[Dataset items]
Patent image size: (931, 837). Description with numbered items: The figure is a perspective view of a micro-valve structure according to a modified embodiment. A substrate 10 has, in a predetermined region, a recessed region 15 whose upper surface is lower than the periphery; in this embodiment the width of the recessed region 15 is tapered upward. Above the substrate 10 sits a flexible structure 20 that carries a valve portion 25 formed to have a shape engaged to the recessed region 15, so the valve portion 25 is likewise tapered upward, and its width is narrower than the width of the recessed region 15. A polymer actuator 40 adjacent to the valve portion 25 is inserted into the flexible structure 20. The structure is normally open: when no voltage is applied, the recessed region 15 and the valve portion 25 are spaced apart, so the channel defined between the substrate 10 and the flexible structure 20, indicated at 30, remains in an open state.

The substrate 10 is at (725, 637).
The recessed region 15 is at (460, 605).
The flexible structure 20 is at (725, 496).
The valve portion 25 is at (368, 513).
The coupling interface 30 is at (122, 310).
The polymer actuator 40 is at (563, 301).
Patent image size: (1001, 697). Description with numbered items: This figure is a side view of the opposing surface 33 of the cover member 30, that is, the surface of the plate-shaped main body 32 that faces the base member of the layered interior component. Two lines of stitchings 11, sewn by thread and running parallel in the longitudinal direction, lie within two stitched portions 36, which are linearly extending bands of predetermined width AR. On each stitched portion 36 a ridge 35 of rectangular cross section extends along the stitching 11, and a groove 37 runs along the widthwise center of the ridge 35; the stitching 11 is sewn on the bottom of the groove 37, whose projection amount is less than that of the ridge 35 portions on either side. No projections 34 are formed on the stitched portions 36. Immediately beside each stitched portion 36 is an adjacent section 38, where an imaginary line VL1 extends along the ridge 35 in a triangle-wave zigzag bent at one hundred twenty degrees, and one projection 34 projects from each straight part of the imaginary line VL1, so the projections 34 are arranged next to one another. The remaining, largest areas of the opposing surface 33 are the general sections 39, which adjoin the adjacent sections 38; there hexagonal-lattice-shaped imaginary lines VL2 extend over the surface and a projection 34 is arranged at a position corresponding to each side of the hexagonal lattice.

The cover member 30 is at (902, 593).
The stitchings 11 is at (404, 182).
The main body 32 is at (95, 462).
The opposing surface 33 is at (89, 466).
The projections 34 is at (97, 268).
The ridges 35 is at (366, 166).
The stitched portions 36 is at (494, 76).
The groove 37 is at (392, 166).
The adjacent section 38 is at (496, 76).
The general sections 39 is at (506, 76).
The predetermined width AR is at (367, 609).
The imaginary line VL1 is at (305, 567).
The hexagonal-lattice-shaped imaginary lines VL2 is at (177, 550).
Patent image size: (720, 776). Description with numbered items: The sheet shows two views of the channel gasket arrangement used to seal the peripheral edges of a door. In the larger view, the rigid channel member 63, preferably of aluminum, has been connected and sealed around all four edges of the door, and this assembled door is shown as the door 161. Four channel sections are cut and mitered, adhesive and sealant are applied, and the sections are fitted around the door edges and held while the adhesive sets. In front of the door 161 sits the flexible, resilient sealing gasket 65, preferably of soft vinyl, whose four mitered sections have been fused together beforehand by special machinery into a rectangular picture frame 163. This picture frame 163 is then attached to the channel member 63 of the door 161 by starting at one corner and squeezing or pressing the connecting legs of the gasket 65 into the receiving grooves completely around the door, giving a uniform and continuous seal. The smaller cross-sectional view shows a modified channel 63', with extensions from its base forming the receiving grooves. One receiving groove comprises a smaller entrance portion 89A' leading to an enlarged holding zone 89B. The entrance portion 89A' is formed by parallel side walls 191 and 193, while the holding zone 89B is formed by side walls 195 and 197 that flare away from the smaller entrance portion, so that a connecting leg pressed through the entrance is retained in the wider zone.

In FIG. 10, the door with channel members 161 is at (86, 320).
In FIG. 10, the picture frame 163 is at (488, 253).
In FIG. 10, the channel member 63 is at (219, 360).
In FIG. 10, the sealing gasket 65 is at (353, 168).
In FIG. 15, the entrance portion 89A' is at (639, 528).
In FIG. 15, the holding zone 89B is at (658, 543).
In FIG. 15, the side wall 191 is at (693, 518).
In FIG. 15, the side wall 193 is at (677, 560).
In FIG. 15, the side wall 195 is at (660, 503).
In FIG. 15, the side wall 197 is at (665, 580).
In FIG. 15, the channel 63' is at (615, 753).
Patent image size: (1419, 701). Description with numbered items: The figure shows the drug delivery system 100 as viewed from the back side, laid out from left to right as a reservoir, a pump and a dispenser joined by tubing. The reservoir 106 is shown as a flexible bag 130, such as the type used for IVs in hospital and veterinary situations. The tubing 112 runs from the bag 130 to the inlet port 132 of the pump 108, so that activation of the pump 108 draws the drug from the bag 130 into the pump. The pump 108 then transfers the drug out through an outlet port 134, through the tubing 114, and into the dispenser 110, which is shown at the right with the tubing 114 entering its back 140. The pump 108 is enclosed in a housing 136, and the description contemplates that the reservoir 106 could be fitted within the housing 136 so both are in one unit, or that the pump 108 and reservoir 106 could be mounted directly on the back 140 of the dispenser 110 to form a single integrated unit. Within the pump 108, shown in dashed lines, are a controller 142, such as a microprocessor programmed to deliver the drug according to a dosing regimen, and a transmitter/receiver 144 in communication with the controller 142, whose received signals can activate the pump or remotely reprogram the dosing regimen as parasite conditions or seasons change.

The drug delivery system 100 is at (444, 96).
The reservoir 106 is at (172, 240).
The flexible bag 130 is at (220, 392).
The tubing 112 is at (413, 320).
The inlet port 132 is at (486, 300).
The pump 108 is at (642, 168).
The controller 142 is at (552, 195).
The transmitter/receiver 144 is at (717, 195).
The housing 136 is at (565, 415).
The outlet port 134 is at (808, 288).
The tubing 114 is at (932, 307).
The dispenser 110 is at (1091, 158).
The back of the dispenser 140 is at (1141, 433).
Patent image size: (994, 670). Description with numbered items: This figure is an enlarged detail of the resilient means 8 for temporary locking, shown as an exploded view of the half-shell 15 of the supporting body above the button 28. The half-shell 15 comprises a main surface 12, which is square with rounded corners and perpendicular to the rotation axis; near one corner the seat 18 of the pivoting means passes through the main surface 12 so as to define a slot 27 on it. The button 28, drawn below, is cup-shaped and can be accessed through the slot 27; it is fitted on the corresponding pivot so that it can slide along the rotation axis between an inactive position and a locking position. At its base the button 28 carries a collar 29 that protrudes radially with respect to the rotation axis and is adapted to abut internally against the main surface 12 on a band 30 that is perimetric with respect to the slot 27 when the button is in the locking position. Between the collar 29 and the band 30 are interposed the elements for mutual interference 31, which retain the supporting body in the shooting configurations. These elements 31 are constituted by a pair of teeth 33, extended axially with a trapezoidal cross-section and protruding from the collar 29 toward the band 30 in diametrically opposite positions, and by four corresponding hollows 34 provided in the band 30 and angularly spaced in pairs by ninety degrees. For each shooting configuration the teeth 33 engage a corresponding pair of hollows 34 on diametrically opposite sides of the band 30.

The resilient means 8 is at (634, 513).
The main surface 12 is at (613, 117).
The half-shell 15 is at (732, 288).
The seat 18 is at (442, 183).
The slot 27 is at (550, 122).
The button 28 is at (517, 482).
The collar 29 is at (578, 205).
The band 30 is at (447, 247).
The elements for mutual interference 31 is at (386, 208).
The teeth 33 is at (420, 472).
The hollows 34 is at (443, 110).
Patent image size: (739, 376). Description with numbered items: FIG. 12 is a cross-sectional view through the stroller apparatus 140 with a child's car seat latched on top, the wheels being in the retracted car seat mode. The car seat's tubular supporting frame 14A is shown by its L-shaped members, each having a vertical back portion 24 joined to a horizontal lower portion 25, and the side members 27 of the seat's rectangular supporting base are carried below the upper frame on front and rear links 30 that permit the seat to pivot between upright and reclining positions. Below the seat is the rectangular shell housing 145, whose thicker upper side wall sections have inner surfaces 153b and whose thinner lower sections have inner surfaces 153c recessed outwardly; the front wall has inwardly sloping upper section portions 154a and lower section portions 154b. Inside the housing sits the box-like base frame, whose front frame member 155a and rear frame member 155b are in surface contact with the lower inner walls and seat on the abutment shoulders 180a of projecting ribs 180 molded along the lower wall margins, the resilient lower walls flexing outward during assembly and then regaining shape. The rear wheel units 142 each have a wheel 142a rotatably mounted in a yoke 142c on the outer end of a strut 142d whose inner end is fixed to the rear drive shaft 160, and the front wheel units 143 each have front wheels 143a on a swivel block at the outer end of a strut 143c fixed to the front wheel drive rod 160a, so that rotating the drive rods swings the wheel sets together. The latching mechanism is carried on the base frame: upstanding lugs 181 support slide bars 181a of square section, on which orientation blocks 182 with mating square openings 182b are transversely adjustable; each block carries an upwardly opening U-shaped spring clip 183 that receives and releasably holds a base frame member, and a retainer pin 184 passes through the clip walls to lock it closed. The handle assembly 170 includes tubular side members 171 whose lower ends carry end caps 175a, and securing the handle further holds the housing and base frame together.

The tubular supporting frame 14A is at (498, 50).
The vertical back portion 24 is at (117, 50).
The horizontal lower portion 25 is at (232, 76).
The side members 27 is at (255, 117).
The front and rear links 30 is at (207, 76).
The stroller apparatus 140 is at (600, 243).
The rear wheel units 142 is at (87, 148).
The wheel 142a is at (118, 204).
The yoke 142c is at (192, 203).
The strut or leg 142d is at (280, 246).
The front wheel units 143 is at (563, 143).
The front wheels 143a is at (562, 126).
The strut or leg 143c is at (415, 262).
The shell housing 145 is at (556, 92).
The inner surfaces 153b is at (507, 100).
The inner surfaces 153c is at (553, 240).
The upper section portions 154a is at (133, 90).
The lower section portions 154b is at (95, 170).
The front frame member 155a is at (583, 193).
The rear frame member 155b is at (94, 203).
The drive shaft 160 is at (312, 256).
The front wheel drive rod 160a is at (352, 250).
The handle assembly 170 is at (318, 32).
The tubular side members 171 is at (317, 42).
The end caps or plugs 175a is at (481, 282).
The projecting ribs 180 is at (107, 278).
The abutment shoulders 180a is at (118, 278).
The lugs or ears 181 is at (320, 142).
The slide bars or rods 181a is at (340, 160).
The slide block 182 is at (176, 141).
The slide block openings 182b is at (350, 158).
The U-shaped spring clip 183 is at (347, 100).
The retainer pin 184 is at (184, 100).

» TASK GOAL
Can you reproduce the items exactly, everything from the start of the items down to the line containing "The substrate 10 is at (725, 637).", with both ends included?

» SOLUTION BELOW
Patent image size: (931, 837). Description with numbered items: The figure is a perspective view of a micro-valve structure according to a modified embodiment. A substrate 10 has, in a predetermined region, a recessed region 15 whose upper surface is lower than the periphery; in this embodiment the width of the recessed region 15 is tapered upward. Above the substrate 10 sits a flexible structure 20 that carries a valve portion 25 formed to have a shape engaged to the recessed region 15, so the valve portion 25 is likewise tapered upward, and its width is narrower than the width of the recessed region 15. A polymer actuator 40 adjacent to the valve portion 25 is inserted into the flexible structure 20. The structure is normally open: when no voltage is applied, the recessed region 15 and the valve portion 25 are spaced apart, so the channel defined between the substrate 10 and the flexible structure 20, indicated at 30, remains in an open state.

The substrate 10 is at (725, 637).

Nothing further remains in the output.